— START OF DATA RECORDS —

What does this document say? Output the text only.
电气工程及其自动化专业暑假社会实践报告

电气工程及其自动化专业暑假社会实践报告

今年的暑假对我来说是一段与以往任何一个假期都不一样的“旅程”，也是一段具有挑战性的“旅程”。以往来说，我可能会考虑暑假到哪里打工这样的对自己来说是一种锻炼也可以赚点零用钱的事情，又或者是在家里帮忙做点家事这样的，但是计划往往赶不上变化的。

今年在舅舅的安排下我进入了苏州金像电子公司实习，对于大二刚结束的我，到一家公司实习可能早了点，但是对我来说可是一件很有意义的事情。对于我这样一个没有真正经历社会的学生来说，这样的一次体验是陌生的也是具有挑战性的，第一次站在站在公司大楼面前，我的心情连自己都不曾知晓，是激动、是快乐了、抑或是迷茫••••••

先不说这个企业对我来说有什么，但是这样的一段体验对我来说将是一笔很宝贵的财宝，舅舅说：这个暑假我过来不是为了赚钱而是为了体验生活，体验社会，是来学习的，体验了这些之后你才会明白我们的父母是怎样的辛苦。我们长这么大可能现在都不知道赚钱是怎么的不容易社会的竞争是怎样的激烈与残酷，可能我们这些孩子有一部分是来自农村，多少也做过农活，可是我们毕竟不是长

— END OF DATA RECORDS —

* _PROBLEM DESCRIPTION_: Exactly reproduce every record.

* _SOLVED PROBLEM_:
What does this document say? Output the text only.
电气工程及其自动化专业暑假社会实践报告

电气工程及其自动化专业暑假社会实践报告

今年的暑假对我来说是一段与以往任何一个假期都不一样的“旅程”，也是一段具有挑战性的“旅程”。以往来说，我可能会考虑暑假到哪里打工这样的对自己来说是一种锻炼也可以赚点零用钱的事情，又或者是在家里帮忙做点家事这样的，但是计划往往赶不上变化的。

今年在舅舅的安排下我进入了苏州金像电子公司实习，对于大二刚结束的我，到一家公司实习可能早了点，但是对我来说可是一件很有意义的事情。对于我这样一个没有真正经历社会的学生来说，这样的一次体验是陌生的也是具有挑战性的，第一次站在站在公司大楼面前，我的心情连自己都不曾知晓，是激动、是快乐了、抑或是迷茫••••••

先不说这个企业对我来说有什么，但是这样的一段体验对我来说将是一笔很宝贵的财宝，舅舅说：这个暑假我过来不是为了赚钱而是为了体验生活，体验社会，是来学习的，体验了这些之后你才会明白我们的父母是怎样的辛苦。我们长这么大可能现在都不知道赚钱是怎么的不容易社会的竞争是怎样的激烈与残酷，可能我们这些孩子有一部分是来自农村，多少也做过农活，可是我们毕竟不是长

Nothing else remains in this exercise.